_EXERCISE PROMPT_
Scan the listing below. Report each line that includes "JSON".

_DATA PROVIDED_

⁂

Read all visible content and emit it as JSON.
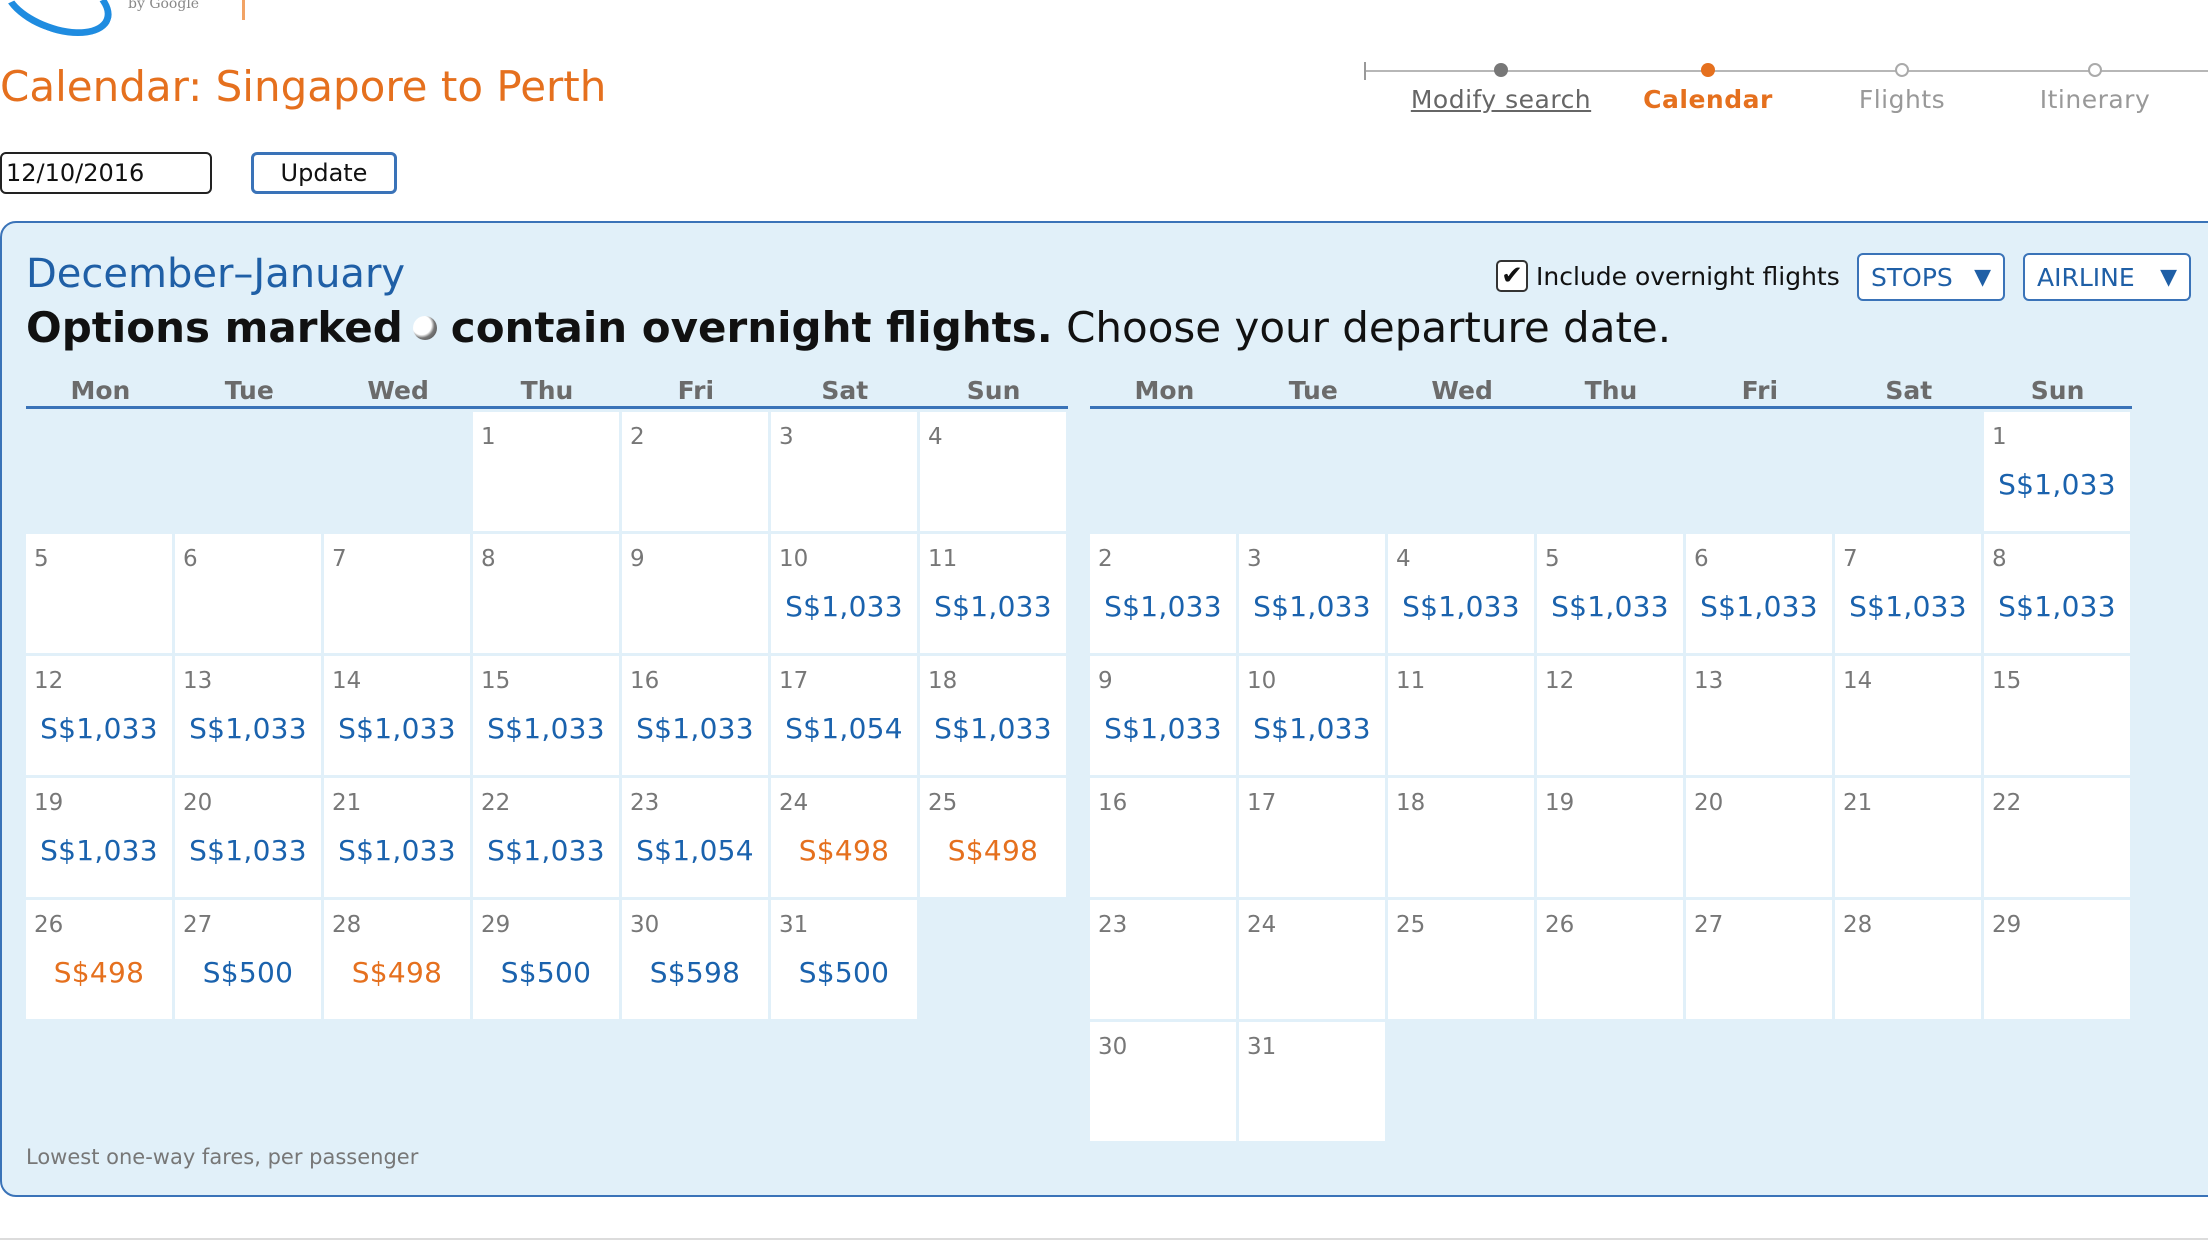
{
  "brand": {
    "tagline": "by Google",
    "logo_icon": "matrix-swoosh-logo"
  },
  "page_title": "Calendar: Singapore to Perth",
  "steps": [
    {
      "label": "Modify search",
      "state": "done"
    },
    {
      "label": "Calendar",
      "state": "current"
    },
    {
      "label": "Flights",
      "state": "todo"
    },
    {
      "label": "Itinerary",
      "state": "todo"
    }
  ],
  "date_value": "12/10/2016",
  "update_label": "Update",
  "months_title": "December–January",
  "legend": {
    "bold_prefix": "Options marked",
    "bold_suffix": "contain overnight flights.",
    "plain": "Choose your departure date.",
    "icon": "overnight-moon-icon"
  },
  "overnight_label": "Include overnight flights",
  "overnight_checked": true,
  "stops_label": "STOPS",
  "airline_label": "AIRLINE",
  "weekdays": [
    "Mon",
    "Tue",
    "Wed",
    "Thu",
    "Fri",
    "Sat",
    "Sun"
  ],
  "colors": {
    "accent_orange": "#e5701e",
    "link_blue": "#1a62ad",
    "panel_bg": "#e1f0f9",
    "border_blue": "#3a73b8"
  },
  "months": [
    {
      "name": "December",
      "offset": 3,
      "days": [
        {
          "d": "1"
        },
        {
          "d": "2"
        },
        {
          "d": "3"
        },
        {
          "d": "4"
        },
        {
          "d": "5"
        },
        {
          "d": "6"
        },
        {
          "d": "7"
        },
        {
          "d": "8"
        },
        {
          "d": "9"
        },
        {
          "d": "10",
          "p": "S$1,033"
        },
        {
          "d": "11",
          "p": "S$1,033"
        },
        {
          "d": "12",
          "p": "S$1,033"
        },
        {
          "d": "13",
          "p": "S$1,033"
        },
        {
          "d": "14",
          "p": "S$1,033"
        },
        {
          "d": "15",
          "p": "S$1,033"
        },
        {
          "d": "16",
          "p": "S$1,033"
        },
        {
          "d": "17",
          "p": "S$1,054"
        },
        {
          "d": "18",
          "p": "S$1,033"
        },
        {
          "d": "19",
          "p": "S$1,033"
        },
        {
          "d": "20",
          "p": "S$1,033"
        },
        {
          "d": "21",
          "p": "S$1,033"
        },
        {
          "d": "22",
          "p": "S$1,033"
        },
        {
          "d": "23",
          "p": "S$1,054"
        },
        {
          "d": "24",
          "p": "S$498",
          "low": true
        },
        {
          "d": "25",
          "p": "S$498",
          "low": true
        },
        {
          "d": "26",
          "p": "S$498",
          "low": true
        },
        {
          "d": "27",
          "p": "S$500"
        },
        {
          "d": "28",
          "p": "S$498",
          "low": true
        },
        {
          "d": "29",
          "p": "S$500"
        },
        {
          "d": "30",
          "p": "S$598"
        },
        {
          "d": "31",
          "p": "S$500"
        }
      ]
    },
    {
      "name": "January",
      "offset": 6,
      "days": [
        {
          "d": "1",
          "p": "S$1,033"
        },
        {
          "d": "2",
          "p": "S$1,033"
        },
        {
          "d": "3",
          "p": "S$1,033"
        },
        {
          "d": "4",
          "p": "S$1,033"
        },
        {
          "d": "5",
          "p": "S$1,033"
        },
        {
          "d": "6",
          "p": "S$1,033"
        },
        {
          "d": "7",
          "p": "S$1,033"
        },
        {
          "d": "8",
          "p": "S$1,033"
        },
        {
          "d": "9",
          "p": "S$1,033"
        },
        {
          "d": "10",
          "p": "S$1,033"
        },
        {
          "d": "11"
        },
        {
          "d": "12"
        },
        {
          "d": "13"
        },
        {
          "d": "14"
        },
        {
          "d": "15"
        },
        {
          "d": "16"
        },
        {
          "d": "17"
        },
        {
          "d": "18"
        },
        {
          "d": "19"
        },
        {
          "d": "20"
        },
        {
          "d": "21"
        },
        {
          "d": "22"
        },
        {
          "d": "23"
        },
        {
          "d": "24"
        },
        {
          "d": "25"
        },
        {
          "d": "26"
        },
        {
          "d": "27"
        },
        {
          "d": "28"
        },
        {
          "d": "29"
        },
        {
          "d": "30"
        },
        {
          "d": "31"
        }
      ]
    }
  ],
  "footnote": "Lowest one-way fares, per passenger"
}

⁂

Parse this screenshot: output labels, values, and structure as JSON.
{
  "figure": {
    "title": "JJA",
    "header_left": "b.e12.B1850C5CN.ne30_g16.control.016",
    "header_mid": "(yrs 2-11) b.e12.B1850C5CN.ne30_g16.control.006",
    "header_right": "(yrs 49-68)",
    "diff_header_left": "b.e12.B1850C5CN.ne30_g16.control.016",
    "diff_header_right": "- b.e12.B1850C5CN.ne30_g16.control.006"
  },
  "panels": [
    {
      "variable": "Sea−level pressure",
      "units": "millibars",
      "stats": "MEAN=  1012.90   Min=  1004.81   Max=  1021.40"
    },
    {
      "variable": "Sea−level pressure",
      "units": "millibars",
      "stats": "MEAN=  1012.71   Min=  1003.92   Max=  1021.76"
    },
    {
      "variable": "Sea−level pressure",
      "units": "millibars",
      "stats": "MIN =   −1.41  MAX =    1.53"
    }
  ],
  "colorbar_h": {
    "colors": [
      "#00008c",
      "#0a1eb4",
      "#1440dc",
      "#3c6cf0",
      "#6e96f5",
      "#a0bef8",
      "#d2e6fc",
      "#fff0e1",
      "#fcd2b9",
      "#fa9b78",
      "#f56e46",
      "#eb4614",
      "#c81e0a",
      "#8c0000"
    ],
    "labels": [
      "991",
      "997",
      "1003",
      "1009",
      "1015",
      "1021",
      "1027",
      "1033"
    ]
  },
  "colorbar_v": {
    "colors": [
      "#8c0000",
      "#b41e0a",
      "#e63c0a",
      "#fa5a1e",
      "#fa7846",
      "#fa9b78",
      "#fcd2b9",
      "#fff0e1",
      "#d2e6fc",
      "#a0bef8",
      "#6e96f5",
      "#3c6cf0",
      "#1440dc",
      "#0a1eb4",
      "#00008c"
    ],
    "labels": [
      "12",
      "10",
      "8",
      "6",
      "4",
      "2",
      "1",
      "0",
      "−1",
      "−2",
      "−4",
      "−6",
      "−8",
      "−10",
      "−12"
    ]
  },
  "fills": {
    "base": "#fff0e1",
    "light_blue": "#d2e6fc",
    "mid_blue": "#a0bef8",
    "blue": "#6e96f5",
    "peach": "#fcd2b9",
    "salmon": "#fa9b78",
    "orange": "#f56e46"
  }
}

⁂

_SOLUTION_
Read all visible content and emit it as JSON.
Parse this screenshot: output labels, values, and structure as JSON.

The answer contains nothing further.